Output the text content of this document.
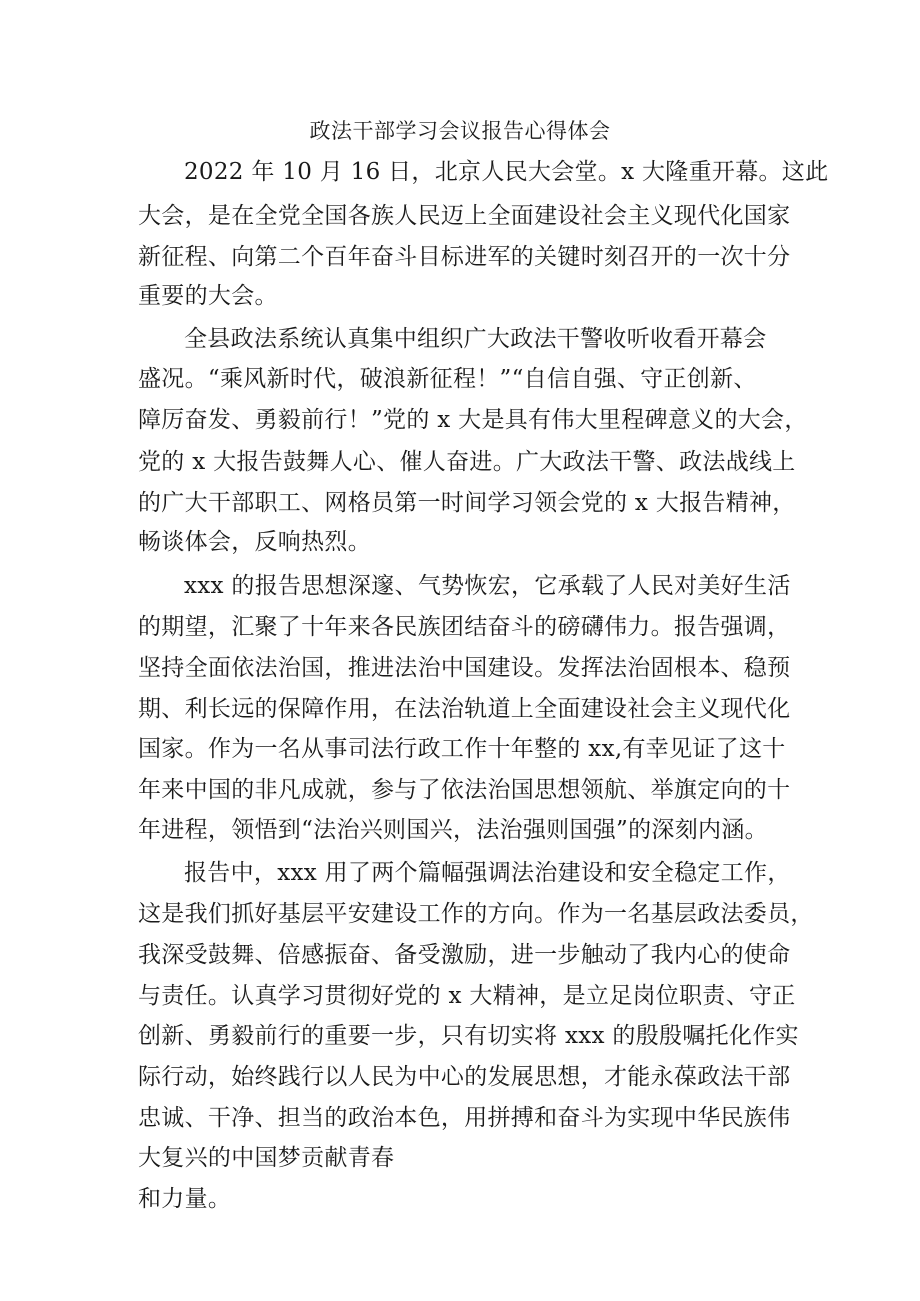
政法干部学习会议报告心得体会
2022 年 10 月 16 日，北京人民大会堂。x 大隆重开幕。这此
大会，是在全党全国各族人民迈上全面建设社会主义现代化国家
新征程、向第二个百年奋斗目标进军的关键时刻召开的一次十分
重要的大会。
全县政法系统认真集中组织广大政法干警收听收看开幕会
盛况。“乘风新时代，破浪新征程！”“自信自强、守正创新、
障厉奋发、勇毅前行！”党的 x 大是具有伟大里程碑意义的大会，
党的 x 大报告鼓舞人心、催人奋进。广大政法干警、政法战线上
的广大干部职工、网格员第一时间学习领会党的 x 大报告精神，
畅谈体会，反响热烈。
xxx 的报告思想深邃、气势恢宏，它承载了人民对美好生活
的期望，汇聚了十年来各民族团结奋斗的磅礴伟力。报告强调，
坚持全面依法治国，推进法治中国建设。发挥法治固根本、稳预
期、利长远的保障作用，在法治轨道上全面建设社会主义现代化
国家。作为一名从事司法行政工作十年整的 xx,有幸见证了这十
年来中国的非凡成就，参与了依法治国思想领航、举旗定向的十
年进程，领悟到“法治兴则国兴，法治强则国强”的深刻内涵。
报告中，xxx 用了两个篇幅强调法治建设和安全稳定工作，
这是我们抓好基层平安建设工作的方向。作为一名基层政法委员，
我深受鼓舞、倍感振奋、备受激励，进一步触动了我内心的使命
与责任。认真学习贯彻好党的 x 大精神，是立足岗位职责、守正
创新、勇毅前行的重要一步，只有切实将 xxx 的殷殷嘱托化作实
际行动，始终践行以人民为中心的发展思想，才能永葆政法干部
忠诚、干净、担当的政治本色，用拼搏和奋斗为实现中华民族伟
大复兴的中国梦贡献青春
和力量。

> _Exercise directions_
Reproduce all the entries that precede this task, word for word, minus any pictures.

> _Problem solution_
Output the text content of this document.
政法干部学习会议报告心得体会
2022 年 10 月 16 日，北京人民大会堂。x 大隆重开幕。这此
大会，是在全党全国各族人民迈上全面建设社会主义现代化国家
新征程、向第二个百年奋斗目标进军的关键时刻召开的一次十分
重要的大会。
全县政法系统认真集中组织广大政法干警收听收看开幕会
盛况。“乘风新时代，破浪新征程！”“自信自强、守正创新、
障厉奋发、勇毅前行！”党的 x 大是具有伟大里程碑意义的大会，
党的 x 大报告鼓舞人心、催人奋进。广大政法干警、政法战线上
的广大干部职工、网格员第一时间学习领会党的 x 大报告精神，
畅谈体会，反响热烈。
xxx 的报告思想深邃、气势恢宏，它承载了人民对美好生活
的期望，汇聚了十年来各民族团结奋斗的磅礴伟力。报告强调，
坚持全面依法治国，推进法治中国建设。发挥法治固根本、稳预
期、利长远的保障作用，在法治轨道上全面建设社会主义现代化
国家。作为一名从事司法行政工作十年整的 xx,有幸见证了这十
年来中国的非凡成就，参与了依法治国思想领航、举旗定向的十
年进程，领悟到“法治兴则国兴，法治强则国强”的深刻内涵。
报告中，xxx 用了两个篇幅强调法治建设和安全稳定工作，
这是我们抓好基层平安建设工作的方向。作为一名基层政法委员，
我深受鼓舞、倍感振奋、备受激励，进一步触动了我内心的使命
与责任。认真学习贯彻好党的 x 大精神，是立足岗位职责、守正
创新、勇毅前行的重要一步，只有切实将 xxx 的殷殷嘱托化作实
际行动，始终践行以人民为中心的发展思想，才能永葆政法干部
忠诚、干净、担当的政治本色，用拼搏和奋斗为实现中华民族伟
大复兴的中国梦贡献青春
和力量。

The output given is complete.